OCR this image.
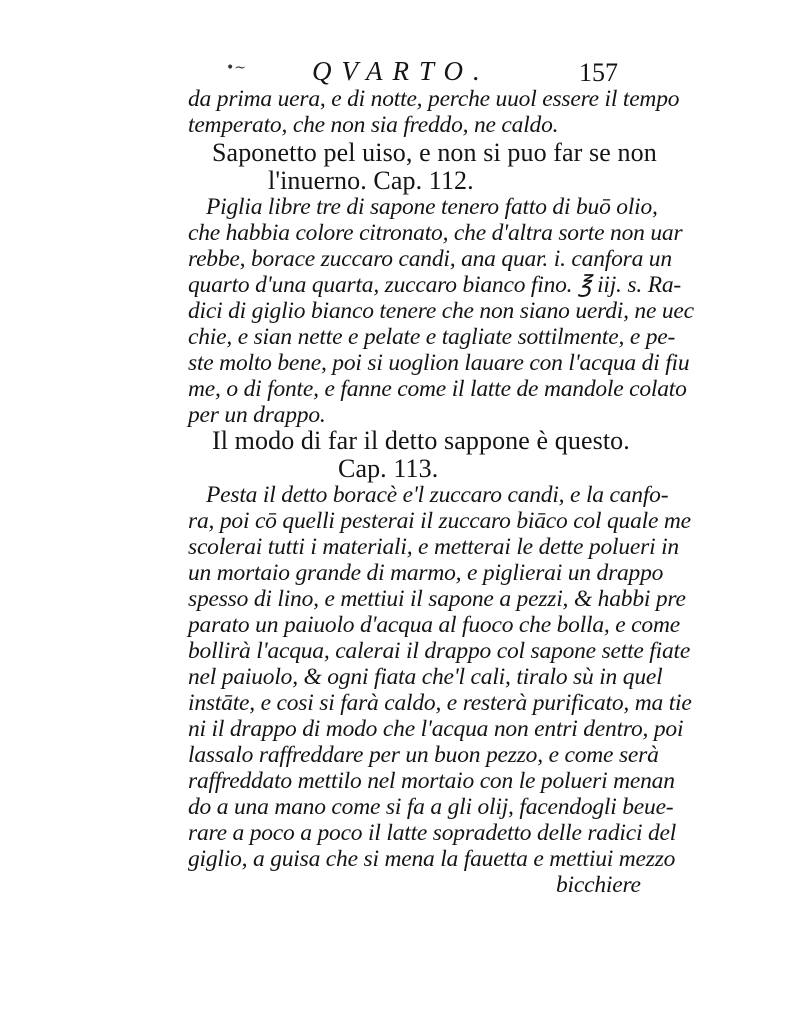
•~ QVARTO.	157
da prima uera, e di notte, perche uuol essere il tempo
temperato, che non sia freddo, ne caldo.
Saponetto pel uiso, e non si puo far se non
l'inuerno. Cap. 112.
Piglia libre tre di sapone tenero fatto di buō olio,
che habbia colore citronato, che d'altra sorte non uar
rebbe, borace zuccaro candi, ana quar. i. canfora un
quarto d'una quarta, zuccaro bianco fino. ℥ iij. s. Ra-
dici di giglio bianco tenere che non siano uerdi, ne uec
chie, e sian nette e pelate e tagliate sottilmente, e pe-
ste molto bene, poi si uoglion lauare con l'acqua di fiu
me, o di fonte, e fanne come il latte de mandole colato
per un drappo.
Il modo di far il detto sappone è questo.
Cap. 113.
Pesta il detto boracè e'l zuccaro candi, e la canfo-
ra, poi cō quelli pesterai il zuccaro biāco col quale me
scolerai tutti i materiali, e metterai le dette polueri in
un mortaio grande di marmo, e piglierai un drappo
spesso di lino, e mettiui il sapone a pezzi, & habbi pre
parato un paiuolo d'acqua al fuoco che bolla, e come
bollirà l'acqua, calerai il drappo col sapone sette fiate
nel paiuolo, & ogni fiata che'l cali, tiralo sù in quel
instāte, e cosi si farà caldo, e resterà purificato, ma tie
ni il drappo di modo che l'acqua non entri dentro, poi
lassalo raffreddare per un buon pezzo, e come serà
raffreddato mettilo nel mortaio con le polueri menan
do a una mano come si fa a gli olij, facendogli beue-
rare a poco a poco il latte sopradetto delle radici del
giglio, a guisa che si mena la fauetta e mettiui mezzo
bicchiere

○ ○ ○ ○

> Goal
Extract the full listing above verbatim; pictures are to be left out of the copy.

> Solution for this task
OCR this image.
•~ QVARTO.	157
da prima uera, e di notte, perche uuol essere il tempo
temperato, che non sia freddo, ne caldo.
Saponetto pel uiso, e non si puo far se non
l'inuerno. Cap. 112.
Piglia libre tre di sapone tenero fatto di buō olio,
che habbia colore citronato, che d'altra sorte non uar
rebbe, borace zuccaro candi, ana quar. i. canfora un
quarto d'una quarta, zuccaro bianco fino. ℥ iij. s. Ra-
dici di giglio bianco tenere che non siano uerdi, ne uec
chie, e sian nette e pelate e tagliate sottilmente, e pe-
ste molto bene, poi si uoglion lauare con l'acqua di fiu
me, o di fonte, e fanne come il latte de mandole colato
per un drappo.
Il modo di far il detto sappone è questo.
Cap. 113.
Pesta il detto boracè e'l zuccaro candi, e la canfo-
ra, poi cō quelli pesterai il zuccaro biāco col quale me
scolerai tutti i materiali, e metterai le dette polueri in
un mortaio grande di marmo, e piglierai un drappo
spesso di lino, e mettiui il sapone a pezzi, & habbi pre
parato un paiuolo d'acqua al fuoco che bolla, e come
bollirà l'acqua, calerai il drappo col sapone sette fiate
nel paiuolo, & ogni fiata che'l cali, tiralo sù in quel
instāte, e cosi si farà caldo, e resterà purificato, ma tie
ni il drappo di modo che l'acqua non entri dentro, poi
lassalo raffreddare per un buon pezzo, e come serà
raffreddato mettilo nel mortaio con le polueri menan
do a una mano come si fa a gli olij, facendogli beue-
rare a poco a poco il latte sopradetto delle radici del
giglio, a guisa che si mena la fauetta e mettiui mezzo
bicchiere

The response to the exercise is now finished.